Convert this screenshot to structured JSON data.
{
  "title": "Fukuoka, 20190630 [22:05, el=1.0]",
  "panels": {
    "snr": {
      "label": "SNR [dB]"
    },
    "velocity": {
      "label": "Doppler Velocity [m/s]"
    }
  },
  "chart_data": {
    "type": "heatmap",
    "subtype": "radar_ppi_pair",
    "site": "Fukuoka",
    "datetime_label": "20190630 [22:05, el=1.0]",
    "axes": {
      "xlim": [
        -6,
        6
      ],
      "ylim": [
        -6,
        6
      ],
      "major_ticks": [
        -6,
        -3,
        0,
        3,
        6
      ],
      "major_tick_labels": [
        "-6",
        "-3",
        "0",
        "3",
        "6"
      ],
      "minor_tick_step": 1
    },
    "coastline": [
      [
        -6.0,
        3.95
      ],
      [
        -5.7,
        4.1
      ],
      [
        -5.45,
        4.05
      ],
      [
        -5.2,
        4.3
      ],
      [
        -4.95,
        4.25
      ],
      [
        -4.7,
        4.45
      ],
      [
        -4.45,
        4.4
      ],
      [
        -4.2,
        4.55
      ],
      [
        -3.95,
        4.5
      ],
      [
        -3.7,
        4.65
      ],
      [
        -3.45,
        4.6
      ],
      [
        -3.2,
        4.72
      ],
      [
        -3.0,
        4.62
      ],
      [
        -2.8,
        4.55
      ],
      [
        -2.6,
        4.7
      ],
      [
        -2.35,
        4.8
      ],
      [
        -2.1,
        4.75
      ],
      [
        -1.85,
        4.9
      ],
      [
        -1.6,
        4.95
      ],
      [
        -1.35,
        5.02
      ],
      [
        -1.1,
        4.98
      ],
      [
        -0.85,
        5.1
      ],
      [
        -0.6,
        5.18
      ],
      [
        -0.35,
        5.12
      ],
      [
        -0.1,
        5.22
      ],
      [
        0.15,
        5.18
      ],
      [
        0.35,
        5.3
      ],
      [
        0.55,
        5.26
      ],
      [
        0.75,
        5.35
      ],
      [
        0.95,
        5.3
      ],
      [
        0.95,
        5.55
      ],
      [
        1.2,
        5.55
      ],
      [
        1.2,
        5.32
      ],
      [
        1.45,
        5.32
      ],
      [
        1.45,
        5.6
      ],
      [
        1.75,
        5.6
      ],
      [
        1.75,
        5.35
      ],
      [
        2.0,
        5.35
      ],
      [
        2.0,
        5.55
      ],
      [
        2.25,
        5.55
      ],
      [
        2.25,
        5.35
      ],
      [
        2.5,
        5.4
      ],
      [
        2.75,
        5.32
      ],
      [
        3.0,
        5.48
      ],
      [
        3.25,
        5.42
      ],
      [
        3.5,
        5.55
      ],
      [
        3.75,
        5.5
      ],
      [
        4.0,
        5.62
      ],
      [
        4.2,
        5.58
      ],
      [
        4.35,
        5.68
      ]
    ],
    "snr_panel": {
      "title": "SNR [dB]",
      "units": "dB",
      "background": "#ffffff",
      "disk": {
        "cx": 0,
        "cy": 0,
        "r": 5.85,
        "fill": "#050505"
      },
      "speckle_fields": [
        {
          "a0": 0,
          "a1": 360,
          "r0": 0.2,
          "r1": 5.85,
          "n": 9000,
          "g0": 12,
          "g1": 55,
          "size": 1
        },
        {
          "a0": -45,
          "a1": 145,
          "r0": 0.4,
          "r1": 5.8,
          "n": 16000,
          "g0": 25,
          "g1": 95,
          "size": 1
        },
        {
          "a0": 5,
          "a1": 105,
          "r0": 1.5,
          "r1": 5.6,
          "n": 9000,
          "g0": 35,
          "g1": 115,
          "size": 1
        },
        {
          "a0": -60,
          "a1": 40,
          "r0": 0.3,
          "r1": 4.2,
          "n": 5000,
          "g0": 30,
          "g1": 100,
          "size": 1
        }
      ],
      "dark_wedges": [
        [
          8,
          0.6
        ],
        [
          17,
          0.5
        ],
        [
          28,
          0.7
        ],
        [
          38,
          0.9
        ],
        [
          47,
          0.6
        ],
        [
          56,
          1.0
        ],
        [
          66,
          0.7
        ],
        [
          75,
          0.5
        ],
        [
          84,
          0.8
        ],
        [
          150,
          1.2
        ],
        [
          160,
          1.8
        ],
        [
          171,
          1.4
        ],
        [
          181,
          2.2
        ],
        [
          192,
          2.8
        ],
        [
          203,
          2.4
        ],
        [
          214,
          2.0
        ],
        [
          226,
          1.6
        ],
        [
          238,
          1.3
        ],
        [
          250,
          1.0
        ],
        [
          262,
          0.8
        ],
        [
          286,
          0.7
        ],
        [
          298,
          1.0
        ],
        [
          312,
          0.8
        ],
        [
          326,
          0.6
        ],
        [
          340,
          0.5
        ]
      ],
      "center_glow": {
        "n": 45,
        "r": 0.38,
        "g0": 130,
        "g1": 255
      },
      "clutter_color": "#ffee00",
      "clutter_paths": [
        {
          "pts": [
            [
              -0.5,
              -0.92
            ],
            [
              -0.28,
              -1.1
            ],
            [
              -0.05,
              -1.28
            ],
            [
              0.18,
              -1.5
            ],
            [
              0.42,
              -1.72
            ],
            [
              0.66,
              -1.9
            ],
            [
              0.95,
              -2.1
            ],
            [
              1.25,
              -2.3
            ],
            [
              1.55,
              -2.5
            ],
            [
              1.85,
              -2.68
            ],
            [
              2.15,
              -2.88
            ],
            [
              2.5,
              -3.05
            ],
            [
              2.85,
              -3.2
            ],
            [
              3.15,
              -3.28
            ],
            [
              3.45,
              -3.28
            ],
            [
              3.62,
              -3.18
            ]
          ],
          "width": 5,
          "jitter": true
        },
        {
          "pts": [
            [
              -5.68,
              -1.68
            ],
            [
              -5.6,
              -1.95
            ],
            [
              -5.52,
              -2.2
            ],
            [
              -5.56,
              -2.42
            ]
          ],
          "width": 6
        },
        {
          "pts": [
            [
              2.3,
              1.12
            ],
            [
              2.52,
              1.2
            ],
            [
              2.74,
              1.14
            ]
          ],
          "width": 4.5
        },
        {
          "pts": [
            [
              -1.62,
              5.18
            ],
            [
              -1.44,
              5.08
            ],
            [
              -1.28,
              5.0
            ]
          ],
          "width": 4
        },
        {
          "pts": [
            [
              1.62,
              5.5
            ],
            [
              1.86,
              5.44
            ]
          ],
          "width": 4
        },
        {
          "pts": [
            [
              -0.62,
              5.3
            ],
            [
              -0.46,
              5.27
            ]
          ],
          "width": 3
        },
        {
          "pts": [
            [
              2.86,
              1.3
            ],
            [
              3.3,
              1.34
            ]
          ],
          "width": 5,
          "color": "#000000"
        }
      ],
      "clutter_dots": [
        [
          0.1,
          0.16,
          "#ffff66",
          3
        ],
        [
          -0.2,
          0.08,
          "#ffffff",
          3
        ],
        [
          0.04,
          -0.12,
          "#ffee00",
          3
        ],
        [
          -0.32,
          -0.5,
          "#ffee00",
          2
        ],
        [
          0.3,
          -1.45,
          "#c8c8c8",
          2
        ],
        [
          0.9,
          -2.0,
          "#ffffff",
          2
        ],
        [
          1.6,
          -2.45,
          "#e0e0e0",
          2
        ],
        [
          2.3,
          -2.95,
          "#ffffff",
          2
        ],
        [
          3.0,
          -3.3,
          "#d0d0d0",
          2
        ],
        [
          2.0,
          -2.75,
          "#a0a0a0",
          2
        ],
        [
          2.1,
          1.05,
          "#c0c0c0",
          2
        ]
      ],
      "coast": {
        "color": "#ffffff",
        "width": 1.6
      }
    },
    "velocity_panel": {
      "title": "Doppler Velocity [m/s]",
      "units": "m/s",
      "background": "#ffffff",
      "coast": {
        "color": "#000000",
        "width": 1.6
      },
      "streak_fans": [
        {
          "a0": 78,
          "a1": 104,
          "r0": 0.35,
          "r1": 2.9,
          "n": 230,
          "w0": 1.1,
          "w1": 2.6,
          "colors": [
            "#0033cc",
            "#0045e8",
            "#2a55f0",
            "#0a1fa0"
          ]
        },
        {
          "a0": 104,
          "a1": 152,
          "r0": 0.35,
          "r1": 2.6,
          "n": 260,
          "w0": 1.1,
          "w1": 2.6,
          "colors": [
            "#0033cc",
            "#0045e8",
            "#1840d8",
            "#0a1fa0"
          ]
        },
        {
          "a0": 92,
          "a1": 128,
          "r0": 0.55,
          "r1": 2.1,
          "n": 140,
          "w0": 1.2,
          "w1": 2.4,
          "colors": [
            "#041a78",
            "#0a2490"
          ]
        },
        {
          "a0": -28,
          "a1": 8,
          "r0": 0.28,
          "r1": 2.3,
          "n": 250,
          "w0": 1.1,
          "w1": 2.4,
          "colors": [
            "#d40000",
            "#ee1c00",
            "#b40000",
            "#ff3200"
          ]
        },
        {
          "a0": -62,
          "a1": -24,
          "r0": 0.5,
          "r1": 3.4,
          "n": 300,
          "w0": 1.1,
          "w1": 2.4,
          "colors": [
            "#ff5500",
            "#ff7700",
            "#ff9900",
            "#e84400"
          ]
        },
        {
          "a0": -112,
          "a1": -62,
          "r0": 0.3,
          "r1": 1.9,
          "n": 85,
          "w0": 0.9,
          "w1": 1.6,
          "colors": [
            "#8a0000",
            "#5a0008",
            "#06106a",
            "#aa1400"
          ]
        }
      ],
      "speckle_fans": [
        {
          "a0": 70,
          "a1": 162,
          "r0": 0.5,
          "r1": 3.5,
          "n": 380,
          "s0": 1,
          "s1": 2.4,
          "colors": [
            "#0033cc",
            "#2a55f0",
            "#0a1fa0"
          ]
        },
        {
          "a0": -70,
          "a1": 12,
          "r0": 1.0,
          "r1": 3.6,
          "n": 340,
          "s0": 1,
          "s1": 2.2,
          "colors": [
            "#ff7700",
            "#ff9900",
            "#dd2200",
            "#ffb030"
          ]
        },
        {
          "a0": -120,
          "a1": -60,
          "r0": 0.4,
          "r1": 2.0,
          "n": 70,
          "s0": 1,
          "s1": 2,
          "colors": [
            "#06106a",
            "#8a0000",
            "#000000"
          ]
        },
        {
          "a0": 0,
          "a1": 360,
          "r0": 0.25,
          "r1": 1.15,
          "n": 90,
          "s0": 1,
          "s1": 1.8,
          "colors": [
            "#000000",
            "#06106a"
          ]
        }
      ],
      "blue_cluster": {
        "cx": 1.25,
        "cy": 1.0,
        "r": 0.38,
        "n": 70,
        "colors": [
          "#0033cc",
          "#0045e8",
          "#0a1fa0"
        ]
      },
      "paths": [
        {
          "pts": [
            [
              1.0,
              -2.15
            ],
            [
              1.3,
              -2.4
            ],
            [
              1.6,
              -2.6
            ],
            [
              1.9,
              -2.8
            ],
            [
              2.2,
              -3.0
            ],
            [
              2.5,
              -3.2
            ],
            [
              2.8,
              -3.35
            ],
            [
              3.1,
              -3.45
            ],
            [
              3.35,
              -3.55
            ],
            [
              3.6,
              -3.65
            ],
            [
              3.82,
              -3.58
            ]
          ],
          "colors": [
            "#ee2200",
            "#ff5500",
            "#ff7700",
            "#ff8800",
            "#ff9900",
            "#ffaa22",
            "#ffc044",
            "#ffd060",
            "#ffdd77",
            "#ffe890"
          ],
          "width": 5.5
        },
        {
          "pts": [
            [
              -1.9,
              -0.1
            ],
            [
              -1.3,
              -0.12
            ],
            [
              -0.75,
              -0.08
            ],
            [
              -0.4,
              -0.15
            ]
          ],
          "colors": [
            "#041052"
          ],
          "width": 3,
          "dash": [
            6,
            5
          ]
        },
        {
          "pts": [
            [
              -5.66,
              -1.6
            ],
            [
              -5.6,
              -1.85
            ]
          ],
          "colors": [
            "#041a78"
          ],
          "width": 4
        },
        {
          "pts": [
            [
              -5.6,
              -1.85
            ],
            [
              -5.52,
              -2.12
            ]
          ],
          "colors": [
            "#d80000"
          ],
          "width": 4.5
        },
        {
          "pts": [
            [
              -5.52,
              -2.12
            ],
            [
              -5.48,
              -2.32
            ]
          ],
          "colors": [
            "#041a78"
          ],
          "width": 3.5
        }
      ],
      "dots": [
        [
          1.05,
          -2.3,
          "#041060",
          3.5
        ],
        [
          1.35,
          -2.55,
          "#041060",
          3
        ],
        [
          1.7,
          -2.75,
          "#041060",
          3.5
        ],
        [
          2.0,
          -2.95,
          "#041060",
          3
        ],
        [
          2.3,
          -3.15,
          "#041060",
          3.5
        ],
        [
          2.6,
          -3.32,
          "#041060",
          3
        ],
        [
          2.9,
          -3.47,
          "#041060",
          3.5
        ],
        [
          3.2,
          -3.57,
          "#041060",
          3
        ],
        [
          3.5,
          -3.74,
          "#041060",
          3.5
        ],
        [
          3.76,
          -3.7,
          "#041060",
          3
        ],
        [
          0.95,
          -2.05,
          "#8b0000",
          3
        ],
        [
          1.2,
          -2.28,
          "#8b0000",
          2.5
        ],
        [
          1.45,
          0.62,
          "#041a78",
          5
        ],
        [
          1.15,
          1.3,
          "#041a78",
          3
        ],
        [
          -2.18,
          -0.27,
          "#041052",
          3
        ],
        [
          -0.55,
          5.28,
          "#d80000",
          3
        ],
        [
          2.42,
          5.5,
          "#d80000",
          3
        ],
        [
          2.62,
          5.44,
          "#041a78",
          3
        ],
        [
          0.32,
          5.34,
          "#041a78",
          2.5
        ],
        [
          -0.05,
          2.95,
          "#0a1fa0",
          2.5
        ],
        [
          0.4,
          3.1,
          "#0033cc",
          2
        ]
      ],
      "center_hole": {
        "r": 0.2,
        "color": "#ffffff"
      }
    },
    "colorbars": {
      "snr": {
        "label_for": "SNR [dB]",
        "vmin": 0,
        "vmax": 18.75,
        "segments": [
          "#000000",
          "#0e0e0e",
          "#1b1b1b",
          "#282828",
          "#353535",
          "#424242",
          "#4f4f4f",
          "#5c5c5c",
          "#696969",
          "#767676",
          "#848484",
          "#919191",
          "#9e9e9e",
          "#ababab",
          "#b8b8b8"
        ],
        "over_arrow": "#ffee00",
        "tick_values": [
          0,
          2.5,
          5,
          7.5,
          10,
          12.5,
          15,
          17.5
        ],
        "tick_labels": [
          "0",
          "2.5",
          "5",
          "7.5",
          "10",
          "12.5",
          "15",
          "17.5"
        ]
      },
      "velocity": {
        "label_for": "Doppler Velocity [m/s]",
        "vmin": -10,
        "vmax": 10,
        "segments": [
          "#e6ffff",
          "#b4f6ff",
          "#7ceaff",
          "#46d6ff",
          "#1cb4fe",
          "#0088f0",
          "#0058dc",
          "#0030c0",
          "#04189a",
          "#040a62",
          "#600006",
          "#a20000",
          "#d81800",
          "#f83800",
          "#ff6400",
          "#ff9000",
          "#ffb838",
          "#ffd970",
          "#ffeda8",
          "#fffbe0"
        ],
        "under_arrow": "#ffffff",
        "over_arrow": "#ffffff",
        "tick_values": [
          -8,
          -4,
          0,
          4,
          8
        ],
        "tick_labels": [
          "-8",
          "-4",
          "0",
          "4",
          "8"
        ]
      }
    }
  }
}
+--
Exercise task - Spot every line that holds "Fukuoka" and copy it.

Task solution -
  "title": "Fukuoka, 20190630 [22:05, el=1.0]",
    "site": "Fukuoka",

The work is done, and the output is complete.